-- START Given entries --

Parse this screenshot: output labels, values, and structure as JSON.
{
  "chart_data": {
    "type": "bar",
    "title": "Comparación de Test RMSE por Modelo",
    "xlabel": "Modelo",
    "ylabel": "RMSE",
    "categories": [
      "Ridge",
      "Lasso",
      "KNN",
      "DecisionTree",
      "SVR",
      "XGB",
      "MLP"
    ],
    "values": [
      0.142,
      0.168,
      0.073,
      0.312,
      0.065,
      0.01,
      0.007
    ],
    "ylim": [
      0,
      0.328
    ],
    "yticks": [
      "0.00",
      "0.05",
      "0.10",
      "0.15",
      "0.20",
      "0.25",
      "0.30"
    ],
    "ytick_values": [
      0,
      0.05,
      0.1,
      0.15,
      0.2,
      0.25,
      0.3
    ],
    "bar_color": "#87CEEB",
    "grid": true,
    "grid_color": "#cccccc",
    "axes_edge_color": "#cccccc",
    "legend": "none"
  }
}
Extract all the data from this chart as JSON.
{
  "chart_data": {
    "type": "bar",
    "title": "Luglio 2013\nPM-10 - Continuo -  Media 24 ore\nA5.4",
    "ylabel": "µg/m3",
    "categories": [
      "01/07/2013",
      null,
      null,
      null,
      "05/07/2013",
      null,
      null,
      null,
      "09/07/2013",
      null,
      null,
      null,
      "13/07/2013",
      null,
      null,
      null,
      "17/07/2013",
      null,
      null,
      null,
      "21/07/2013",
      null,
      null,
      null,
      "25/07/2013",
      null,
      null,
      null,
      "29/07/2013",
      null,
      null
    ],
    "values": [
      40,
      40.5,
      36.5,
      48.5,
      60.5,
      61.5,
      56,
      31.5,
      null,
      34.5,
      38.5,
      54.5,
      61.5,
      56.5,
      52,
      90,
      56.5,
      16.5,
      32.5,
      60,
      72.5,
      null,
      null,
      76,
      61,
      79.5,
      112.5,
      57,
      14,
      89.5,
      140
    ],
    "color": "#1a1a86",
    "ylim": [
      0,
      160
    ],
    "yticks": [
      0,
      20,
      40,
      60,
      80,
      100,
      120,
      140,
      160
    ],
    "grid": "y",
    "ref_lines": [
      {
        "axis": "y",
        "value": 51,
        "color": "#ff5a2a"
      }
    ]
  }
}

-- END Given entries --

→ Written request:
Print the whole listing again, exactly.

→ Complete output:
Parse this screenshot: output labels, values, and structure as JSON.
{
  "chart_data": {
    "type": "bar",
    "title": "Comparación de Test RMSE por Modelo",
    "xlabel": "Modelo",
    "ylabel": "RMSE",
    "categories": [
      "Ridge",
      "Lasso",
      "KNN",
      "DecisionTree",
      "SVR",
      "XGB",
      "MLP"
    ],
    "values": [
      0.142,
      0.168,
      0.073,
      0.312,
      0.065,
      0.01,
      0.007
    ],
    "ylim": [
      0,
      0.328
    ],
    "yticks": [
      "0.00",
      "0.05",
      "0.10",
      "0.15",
      "0.20",
      "0.25",
      "0.30"
    ],
    "ytick_values": [
      0,
      0.05,
      0.1,
      0.15,
      0.2,
      0.25,
      0.3
    ],
    "bar_color": "#87CEEB",
    "grid": true,
    "grid_color": "#cccccc",
    "axes_edge_color": "#cccccc",
    "legend": "none"
  }
}
Extract all the data from this chart as JSON.
{
  "chart_data": {
    "type": "bar",
    "title": "Luglio 2013\nPM-10 - Continuo -  Media 24 ore\nA5.4",
    "ylabel": "µg/m3",
    "categories": [
      "01/07/2013",
      null,
      null,
      null,
      "05/07/2013",
      null,
      null,
      null,
      "09/07/2013",
      null,
      null,
      null,
      "13/07/2013",
      null,
      null,
      null,
      "17/07/2013",
      null,
      null,
      null,
      "21/07/2013",
      null,
      null,
      null,
      "25/07/2013",
      null,
      null,
      null,
      "29/07/2013",
      null,
      null
    ],
    "values": [
      40,
      40.5,
      36.5,
      48.5,
      60.5,
      61.5,
      56,
      31.5,
      null,
      34.5,
      38.5,
      54.5,
      61.5,
      56.5,
      52,
      90,
      56.5,
      16.5,
      32.5,
      60,
      72.5,
      null,
      null,
      76,
      61,
      79.5,
      112.5,
      57,
      14,
      89.5,
      140
    ],
    "color": "#1a1a86",
    "ylim": [
      0,
      160
    ],
    "yticks": [
      0,
      20,
      40,
      60,
      80,
      100,
      120,
      140,
      160
    ],
    "grid": "y",
    "ref_lines": [
      {
        "axis": "y",
        "value": 51,
        "color": "#ff5a2a"
      }
    ]
  }
}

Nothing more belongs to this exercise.